__What needs to be done__
Gather every line in the listing below that contains the string "watermark", and copy each one in full.

## Start Record extracts

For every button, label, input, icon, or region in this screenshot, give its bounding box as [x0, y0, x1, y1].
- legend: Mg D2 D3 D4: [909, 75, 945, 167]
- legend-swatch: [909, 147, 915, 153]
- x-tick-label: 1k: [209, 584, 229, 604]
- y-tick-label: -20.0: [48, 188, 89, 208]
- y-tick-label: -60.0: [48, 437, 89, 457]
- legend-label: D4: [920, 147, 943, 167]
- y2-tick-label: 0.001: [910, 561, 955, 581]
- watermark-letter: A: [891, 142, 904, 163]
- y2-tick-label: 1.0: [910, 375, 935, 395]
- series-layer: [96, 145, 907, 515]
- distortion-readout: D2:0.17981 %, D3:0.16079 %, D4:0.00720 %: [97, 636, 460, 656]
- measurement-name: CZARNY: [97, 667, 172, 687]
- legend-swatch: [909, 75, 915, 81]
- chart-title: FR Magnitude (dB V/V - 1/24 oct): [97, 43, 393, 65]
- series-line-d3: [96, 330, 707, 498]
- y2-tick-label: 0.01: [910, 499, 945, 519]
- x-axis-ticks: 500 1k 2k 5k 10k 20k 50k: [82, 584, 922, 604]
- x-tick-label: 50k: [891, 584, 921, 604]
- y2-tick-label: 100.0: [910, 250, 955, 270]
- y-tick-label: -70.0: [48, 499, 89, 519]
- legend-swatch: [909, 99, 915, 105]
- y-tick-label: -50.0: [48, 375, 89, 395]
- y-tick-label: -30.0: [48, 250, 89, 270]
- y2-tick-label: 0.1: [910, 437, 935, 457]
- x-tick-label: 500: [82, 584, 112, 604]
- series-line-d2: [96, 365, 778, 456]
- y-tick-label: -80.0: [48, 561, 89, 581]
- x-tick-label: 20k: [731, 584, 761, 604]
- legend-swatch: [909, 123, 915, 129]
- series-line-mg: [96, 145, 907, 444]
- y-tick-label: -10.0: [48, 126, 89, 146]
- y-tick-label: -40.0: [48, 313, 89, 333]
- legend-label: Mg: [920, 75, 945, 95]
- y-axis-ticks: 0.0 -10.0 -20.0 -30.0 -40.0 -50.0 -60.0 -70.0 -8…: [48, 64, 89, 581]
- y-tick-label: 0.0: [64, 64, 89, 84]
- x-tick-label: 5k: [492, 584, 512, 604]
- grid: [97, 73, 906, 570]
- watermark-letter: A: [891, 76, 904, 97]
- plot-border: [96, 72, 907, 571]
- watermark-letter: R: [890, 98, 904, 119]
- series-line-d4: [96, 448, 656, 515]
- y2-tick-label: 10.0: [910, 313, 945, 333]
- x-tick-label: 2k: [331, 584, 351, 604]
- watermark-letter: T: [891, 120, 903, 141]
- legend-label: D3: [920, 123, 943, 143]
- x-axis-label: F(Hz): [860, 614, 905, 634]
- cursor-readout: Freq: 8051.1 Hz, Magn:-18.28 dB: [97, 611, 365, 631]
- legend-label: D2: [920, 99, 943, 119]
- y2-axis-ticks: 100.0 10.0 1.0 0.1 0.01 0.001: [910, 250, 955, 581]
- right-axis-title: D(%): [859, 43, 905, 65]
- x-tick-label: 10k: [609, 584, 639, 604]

## End Record extracts

__Task response__
- watermark-letter: A: [891, 142, 904, 163]
- watermark-letter: A: [891, 76, 904, 97]
- watermark-letter: R: [890, 98, 904, 119]
- watermark-letter: T: [891, 120, 903, 141]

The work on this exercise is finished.